__Given data__.
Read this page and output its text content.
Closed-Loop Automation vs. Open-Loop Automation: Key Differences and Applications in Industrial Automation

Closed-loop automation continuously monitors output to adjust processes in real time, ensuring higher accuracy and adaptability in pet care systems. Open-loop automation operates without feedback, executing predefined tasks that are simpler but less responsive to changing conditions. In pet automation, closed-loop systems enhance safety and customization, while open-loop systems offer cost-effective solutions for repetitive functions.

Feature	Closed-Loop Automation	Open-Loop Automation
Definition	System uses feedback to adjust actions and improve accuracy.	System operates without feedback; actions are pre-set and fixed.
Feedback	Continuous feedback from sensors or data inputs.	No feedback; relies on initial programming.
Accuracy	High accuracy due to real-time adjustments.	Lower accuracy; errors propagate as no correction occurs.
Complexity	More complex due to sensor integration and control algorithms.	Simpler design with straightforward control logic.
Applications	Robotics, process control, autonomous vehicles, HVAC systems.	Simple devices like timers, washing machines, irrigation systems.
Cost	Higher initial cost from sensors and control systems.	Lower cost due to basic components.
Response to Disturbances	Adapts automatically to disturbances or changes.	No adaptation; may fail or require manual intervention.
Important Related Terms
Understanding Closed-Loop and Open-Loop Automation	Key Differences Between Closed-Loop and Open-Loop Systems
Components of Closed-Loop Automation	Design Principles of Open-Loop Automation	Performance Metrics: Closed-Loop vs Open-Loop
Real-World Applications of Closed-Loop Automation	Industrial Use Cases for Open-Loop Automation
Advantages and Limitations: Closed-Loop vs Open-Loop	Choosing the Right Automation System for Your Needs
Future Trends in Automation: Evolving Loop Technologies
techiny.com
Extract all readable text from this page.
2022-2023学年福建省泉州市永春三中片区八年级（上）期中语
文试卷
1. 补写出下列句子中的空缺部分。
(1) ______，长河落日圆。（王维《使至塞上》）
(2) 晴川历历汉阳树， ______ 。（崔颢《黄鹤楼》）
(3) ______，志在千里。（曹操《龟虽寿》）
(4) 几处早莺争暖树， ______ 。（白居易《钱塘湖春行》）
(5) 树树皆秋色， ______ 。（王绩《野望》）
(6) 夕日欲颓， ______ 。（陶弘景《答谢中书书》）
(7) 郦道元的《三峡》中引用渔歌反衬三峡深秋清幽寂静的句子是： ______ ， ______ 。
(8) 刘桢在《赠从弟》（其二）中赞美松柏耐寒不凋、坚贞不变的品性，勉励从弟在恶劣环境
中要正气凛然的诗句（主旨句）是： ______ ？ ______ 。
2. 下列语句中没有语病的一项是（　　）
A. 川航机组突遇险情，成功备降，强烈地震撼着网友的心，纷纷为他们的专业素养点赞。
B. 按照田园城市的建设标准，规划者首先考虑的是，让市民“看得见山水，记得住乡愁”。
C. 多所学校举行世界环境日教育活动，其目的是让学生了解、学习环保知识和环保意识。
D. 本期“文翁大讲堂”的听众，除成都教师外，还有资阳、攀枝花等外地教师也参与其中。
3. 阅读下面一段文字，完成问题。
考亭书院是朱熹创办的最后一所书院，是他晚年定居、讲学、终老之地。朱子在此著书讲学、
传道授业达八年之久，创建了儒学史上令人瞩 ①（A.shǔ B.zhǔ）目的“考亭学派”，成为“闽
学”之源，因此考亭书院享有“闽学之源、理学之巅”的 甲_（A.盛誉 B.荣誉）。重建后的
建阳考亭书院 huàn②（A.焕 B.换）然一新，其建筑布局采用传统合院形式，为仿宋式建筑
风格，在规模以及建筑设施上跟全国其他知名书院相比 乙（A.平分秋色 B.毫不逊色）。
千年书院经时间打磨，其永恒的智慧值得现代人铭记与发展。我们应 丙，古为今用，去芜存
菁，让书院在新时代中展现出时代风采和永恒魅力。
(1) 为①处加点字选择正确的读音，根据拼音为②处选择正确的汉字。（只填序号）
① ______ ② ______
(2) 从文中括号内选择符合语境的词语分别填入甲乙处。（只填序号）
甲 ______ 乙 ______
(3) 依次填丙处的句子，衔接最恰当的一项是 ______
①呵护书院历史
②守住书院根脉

==

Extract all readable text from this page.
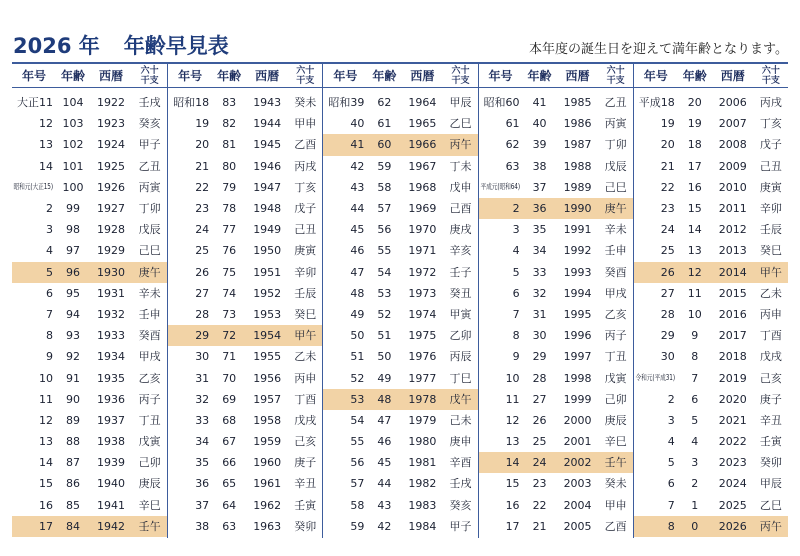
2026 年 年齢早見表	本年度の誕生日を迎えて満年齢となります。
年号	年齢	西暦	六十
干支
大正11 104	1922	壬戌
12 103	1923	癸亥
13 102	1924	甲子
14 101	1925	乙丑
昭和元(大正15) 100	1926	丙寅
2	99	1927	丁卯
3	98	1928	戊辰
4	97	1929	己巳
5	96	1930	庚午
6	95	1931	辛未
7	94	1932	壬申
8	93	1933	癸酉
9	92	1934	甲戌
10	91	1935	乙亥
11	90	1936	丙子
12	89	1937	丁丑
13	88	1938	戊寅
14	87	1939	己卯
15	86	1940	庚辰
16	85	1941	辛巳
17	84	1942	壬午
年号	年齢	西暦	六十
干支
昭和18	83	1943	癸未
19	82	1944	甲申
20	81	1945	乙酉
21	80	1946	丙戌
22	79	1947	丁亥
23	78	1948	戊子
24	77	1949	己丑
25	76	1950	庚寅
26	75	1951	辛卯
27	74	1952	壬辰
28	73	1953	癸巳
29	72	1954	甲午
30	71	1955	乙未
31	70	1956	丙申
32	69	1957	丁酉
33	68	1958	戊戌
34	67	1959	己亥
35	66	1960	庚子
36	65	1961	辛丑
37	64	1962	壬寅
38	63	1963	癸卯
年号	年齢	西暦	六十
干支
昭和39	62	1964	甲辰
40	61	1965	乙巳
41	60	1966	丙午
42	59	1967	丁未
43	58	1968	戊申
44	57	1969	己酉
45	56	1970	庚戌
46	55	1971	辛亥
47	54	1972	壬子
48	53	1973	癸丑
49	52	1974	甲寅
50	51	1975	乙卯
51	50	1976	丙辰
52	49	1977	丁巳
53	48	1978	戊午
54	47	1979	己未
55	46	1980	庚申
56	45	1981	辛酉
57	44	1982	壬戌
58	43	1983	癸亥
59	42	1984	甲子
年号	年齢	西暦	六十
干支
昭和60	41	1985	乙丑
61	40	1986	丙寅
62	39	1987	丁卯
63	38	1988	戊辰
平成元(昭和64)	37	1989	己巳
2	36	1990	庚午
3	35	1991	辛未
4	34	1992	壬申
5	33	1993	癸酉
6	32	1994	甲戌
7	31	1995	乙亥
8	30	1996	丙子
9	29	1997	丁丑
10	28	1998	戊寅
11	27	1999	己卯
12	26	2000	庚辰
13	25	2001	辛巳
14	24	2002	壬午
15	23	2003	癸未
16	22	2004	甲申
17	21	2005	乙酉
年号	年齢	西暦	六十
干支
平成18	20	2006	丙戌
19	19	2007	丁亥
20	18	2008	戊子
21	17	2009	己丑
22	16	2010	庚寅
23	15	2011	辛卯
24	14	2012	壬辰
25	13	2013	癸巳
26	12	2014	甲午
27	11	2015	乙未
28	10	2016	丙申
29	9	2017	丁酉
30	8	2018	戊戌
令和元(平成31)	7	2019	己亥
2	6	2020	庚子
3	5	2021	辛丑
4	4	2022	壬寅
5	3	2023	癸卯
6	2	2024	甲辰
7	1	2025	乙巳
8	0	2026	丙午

__What the task requires__. List all lines where "Lower" occurs.

__Output for this exercise__.
Accuracy	High accuracy due to real-time adjustments.	Lower accuracy; errors propagate as no correction occurs.
Cost	Higher initial cost from sensors and control systems.	Lower cost due to basic components.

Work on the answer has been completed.